* Given problem *
Copy down every line where the string "Consulting" shows up.

* Entries taken from a collection *

━━━━━━

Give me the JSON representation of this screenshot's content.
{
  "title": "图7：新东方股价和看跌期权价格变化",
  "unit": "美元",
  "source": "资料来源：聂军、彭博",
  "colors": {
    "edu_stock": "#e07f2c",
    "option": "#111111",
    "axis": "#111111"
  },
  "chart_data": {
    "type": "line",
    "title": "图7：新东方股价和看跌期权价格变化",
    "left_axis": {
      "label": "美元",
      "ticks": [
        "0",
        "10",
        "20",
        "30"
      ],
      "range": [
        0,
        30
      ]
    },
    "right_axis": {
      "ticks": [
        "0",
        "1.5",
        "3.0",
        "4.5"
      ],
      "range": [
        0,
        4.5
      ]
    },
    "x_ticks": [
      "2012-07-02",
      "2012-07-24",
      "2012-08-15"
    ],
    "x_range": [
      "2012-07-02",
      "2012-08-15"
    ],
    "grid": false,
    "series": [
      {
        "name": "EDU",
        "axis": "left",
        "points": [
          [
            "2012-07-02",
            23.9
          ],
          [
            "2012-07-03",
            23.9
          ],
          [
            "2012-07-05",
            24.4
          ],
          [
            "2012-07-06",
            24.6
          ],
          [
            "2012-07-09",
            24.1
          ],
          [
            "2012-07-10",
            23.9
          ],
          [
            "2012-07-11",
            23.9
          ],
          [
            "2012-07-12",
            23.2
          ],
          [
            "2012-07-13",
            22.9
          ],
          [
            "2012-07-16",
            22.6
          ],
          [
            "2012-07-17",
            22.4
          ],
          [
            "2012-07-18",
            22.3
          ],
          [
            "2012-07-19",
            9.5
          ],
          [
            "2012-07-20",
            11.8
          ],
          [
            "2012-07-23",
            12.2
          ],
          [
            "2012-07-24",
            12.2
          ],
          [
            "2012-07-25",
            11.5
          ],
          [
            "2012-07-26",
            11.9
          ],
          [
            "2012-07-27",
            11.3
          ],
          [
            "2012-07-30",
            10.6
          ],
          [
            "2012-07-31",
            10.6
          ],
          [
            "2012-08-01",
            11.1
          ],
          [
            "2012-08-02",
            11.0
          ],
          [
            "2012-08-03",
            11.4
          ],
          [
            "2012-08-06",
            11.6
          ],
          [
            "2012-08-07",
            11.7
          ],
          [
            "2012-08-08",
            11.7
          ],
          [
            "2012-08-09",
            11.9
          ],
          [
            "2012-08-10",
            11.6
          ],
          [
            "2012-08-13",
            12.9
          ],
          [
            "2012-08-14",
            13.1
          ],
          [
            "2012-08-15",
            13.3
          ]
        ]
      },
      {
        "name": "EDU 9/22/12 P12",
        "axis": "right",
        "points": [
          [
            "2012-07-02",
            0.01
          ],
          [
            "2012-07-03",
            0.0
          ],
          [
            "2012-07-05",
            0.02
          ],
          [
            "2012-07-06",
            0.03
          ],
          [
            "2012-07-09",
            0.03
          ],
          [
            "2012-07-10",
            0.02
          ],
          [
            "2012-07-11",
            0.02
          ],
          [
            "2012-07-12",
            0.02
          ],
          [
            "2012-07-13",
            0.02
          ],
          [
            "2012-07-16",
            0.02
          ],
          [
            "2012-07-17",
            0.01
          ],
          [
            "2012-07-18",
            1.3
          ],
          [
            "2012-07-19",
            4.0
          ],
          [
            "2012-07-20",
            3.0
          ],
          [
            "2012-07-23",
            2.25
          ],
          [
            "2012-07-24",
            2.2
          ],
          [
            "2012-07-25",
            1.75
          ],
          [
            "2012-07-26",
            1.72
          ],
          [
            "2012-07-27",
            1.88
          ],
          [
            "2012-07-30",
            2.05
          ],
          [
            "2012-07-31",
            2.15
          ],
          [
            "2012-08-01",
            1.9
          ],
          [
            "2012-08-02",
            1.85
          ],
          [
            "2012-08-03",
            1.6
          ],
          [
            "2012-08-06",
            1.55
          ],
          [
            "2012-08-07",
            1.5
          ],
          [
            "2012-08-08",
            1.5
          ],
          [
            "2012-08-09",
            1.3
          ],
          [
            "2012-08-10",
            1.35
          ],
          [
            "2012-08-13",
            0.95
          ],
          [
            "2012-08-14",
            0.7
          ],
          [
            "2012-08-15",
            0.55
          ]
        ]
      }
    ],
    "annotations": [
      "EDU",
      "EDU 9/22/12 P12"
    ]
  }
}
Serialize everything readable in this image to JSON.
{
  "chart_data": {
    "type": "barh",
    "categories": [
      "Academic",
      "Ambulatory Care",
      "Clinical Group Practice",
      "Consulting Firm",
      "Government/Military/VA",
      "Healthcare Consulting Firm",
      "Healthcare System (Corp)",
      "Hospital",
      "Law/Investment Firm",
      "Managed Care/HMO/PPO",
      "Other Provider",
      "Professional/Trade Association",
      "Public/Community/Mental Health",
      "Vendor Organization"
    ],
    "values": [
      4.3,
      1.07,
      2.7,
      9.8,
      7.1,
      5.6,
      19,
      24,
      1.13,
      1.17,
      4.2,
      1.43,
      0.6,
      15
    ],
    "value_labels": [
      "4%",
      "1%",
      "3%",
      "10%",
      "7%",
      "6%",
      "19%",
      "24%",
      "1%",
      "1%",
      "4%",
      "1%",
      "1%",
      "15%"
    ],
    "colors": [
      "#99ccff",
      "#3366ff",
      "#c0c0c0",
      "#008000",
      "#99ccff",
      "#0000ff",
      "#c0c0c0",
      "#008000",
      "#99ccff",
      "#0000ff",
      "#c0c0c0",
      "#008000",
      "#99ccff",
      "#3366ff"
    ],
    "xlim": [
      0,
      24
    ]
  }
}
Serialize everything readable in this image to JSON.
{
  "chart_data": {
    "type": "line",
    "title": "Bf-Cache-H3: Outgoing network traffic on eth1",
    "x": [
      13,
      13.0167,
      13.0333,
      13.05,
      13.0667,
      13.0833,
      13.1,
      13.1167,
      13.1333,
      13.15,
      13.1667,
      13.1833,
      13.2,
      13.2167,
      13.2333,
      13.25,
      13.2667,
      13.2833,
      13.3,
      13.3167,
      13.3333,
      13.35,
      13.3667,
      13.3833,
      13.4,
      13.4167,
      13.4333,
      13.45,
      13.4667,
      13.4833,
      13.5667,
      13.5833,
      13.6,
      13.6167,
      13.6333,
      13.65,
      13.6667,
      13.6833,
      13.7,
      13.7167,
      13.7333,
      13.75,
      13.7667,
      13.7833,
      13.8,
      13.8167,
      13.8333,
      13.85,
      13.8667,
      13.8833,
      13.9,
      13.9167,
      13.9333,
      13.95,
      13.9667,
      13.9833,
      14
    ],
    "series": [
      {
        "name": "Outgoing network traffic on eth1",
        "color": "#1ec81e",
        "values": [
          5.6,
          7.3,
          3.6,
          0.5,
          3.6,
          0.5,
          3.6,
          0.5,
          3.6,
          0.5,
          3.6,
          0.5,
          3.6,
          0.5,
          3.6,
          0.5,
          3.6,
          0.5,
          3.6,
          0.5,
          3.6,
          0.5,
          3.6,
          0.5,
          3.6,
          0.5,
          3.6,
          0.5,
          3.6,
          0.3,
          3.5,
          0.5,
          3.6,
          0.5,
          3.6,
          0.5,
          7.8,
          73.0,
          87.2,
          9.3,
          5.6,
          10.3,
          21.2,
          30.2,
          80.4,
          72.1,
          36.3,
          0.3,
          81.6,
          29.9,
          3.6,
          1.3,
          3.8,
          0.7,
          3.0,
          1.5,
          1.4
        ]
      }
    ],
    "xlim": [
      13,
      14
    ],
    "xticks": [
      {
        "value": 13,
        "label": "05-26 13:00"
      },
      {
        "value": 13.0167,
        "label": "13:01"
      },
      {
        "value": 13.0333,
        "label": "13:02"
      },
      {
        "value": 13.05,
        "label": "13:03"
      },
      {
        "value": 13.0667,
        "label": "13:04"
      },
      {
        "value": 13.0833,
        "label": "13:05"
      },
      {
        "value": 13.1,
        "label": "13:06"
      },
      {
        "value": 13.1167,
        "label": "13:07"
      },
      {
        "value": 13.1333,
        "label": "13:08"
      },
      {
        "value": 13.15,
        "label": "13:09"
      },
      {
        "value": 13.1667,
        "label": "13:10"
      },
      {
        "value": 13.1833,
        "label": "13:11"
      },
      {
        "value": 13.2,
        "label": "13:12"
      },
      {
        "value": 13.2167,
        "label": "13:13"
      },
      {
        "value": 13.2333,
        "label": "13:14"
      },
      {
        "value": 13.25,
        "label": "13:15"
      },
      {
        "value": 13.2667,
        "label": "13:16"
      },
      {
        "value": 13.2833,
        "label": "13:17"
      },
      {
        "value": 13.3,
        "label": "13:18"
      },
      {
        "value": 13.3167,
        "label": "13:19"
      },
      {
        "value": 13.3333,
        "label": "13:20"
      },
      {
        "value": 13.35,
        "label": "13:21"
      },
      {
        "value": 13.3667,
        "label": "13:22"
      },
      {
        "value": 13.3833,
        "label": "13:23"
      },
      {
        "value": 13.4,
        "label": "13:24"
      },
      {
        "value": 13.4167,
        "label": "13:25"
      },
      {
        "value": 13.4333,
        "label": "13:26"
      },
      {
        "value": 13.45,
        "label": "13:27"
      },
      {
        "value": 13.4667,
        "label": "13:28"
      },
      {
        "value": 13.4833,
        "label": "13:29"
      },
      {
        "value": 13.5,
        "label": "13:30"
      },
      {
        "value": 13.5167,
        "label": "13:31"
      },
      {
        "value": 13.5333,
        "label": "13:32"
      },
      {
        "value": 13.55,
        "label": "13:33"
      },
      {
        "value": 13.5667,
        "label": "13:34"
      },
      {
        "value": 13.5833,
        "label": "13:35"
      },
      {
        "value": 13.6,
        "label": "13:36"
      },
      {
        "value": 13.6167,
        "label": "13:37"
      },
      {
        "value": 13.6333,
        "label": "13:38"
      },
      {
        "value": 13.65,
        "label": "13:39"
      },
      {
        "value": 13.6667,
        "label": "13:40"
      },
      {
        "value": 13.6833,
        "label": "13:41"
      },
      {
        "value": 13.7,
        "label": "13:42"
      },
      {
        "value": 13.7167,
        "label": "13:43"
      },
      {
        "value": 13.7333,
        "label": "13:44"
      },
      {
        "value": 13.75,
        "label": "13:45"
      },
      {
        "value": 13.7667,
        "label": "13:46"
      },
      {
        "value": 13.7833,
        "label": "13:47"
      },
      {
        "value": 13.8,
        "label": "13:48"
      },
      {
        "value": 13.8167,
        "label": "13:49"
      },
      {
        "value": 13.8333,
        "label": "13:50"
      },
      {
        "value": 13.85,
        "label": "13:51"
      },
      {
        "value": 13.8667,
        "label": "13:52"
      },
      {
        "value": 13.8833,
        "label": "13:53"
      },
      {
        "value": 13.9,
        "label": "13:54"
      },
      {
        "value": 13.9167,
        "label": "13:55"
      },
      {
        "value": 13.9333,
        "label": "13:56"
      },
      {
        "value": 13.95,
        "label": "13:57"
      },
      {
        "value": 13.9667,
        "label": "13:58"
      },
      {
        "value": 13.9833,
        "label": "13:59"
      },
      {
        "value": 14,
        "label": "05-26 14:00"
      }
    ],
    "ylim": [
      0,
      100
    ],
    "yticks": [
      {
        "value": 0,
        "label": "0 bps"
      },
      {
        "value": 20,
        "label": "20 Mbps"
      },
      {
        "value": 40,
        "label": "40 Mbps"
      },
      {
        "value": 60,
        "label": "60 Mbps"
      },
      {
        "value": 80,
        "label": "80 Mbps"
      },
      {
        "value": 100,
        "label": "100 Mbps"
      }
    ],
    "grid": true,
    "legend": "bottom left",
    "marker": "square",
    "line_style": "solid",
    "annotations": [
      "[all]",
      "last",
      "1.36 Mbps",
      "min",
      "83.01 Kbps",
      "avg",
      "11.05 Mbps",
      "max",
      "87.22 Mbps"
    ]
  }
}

━━━━━━

* Exercise output *
      "Consulting Firm",
      "Healthcare Consulting Firm",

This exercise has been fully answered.